## Stated exercise
Rewrite every line of the rows below, putting "grid-line" in place of each "gridline" and leaving everything else unchanged.

## Records for the task
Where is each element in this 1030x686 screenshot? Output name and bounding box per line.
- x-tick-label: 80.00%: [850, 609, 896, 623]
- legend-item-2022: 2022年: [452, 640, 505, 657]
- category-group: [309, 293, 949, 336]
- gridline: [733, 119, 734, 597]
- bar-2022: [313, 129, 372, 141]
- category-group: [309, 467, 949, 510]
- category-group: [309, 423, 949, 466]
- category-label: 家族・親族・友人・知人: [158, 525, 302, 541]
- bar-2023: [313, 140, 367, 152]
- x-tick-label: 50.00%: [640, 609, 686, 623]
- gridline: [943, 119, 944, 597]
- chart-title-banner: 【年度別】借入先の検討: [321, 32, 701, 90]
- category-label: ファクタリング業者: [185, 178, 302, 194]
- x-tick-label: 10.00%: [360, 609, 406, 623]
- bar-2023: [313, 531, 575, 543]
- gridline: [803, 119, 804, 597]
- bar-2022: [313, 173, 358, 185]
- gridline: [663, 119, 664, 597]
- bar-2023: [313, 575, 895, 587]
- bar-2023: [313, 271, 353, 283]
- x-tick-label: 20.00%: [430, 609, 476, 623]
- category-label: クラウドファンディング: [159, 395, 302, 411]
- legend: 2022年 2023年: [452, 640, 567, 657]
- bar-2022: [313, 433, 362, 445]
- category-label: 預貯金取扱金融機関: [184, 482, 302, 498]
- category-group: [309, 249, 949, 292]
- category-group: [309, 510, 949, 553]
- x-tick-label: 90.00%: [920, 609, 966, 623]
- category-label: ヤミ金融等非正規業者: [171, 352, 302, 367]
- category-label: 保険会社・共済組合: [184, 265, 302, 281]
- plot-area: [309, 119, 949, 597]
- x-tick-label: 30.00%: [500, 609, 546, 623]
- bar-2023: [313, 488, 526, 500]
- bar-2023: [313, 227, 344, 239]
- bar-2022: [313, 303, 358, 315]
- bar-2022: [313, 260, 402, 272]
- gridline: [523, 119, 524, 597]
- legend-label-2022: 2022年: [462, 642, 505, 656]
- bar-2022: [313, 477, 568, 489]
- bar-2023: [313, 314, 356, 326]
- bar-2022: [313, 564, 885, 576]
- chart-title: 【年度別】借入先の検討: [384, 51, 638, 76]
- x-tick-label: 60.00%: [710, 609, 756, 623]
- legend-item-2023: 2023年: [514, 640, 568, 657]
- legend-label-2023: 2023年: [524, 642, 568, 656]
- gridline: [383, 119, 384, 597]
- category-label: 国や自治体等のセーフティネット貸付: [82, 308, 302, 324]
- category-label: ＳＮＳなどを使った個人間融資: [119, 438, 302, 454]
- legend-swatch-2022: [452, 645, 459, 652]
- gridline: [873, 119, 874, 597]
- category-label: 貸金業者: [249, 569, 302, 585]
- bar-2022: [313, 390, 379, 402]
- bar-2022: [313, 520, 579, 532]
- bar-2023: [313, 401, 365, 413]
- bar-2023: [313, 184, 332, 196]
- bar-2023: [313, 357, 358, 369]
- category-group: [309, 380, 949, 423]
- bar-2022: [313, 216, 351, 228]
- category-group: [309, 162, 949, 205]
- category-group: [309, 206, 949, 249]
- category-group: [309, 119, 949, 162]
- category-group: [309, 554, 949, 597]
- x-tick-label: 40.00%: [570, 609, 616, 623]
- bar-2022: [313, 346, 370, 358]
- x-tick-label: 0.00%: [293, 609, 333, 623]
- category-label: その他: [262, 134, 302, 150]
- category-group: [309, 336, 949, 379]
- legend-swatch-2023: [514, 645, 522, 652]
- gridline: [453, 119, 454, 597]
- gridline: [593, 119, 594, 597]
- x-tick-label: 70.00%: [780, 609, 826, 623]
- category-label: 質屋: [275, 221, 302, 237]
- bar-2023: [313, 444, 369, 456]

## Written reply
Where is each element in this 1030x686 screenshot? Output name and bounding box per line.
- x-tick-label: 80.00%: [850, 609, 896, 623]
- legend-item-2022: 2022年: [452, 640, 505, 657]
- category-group: [309, 293, 949, 336]
- grid-line: [733, 119, 734, 597]
- bar-2022: [313, 129, 372, 141]
- category-group: [309, 467, 949, 510]
- category-group: [309, 423, 949, 466]
- category-label: 家族・親族・友人・知人: [158, 525, 302, 541]
- bar-2023: [313, 140, 367, 152]
- x-tick-label: 50.00%: [640, 609, 686, 623]
- grid-line: [943, 119, 944, 597]
- chart-title-banner: 【年度別】借入先の検討: [321, 32, 701, 90]
- category-label: ファクタリング業者: [185, 178, 302, 194]
- x-tick-label: 10.00%: [360, 609, 406, 623]
- bar-2023: [313, 531, 575, 543]
- grid-line: [803, 119, 804, 597]
- bar-2022: [313, 173, 358, 185]
- grid-line: [663, 119, 664, 597]
- bar-2023: [313, 575, 895, 587]
- bar-2023: [313, 271, 353, 283]
- x-tick-label: 20.00%: [430, 609, 476, 623]
- category-label: クラウドファンディング: [159, 395, 302, 411]
- legend: 2022年 2023年: [452, 640, 567, 657]
- bar-2022: [313, 433, 362, 445]
- category-label: 預貯金取扱金融機関: [184, 482, 302, 498]
- category-group: [309, 249, 949, 292]
- category-group: [309, 510, 949, 553]
- x-tick-label: 90.00%: [920, 609, 966, 623]
- category-label: ヤミ金融等非正規業者: [171, 352, 302, 367]
- category-label: 保険会社・共済組合: [184, 265, 302, 281]
- plot-area: [309, 119, 949, 597]
- x-tick-label: 30.00%: [500, 609, 546, 623]
- bar-2023: [313, 488, 526, 500]
- bar-2023: [313, 227, 344, 239]
- bar-2022: [313, 303, 358, 315]
- bar-2022: [313, 260, 402, 272]
- grid-line: [523, 119, 524, 597]
- legend-label-2022: 2022年: [462, 642, 505, 656]
- bar-2022: [313, 477, 568, 489]
- bar-2023: [313, 314, 356, 326]
- bar-2022: [313, 564, 885, 576]
- chart-title: 【年度別】借入先の検討: [384, 51, 638, 76]
- x-tick-label: 60.00%: [710, 609, 756, 623]
- legend-item-2023: 2023年: [514, 640, 568, 657]
- legend-label-2023: 2023年: [524, 642, 568, 656]
- grid-line: [383, 119, 384, 597]
- category-label: 国や自治体等のセーフティネット貸付: [82, 308, 302, 324]
- category-label: ＳＮＳなどを使った個人間融資: [119, 438, 302, 454]
- legend-swatch-2022: [452, 645, 459, 652]
- grid-line: [873, 119, 874, 597]
- category-label: 貸金業者: [249, 569, 302, 585]
- bar-2022: [313, 390, 379, 402]
- bar-2022: [313, 520, 579, 532]
- bar-2023: [313, 401, 365, 413]
- bar-2023: [313, 184, 332, 196]
- bar-2023: [313, 357, 358, 369]
- category-group: [309, 380, 949, 423]
- bar-2022: [313, 216, 351, 228]
- category-group: [309, 162, 949, 205]
- category-group: [309, 206, 949, 249]
- category-group: [309, 119, 949, 162]
- category-group: [309, 554, 949, 597]
- x-tick-label: 40.00%: [570, 609, 616, 623]
- bar-2022: [313, 346, 370, 358]
- x-tick-label: 0.00%: [293, 609, 333, 623]
- category-label: その他: [262, 134, 302, 150]
- category-group: [309, 336, 949, 379]
- legend-swatch-2023: [514, 645, 522, 652]
- grid-line: [453, 119, 454, 597]
- grid-line: [593, 119, 594, 597]
- x-tick-label: 70.00%: [780, 609, 826, 623]
- category-label: 質屋: [275, 221, 302, 237]
- bar-2023: [313, 444, 369, 456]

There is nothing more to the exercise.